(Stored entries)
------------------------------

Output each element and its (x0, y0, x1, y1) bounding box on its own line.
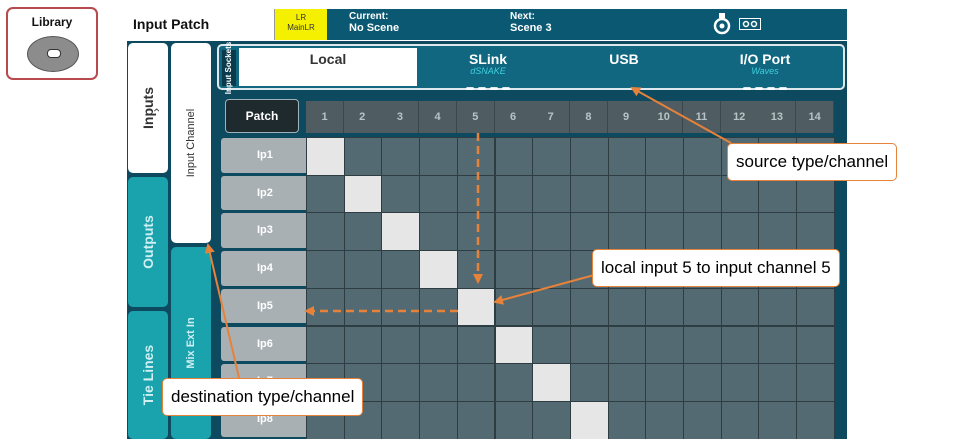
destination-arrow (204, 243, 241, 383)
local-arrow (493, 273, 599, 305)
destination-annotation: destination type/channel (162, 378, 364, 416)
source-annotation: source type/channel (727, 143, 898, 181)
annotation-layer (204, 87, 732, 383)
source-arrow (630, 87, 732, 144)
local-annotation: local input 5 to input channel 5 (592, 249, 840, 287)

------------------------------

■ **Exercise task**
Swap "Output" for "List" throughout the data and give the lines again with nothing else changed. Leave the pictures out.

■ **Output below**
List each element and its (x0, y0, x1, y1) bounding box on its own line.
destination-arrow (204, 243, 241, 383)
local-arrow (493, 273, 599, 305)
destination-annotation: destination type/channel (162, 378, 364, 416)
source-annotation: source type/channel (727, 143, 898, 181)
annotation-layer (204, 87, 732, 383)
source-arrow (630, 87, 732, 144)
local-annotation: local input 5 to input channel 5 (592, 249, 840, 287)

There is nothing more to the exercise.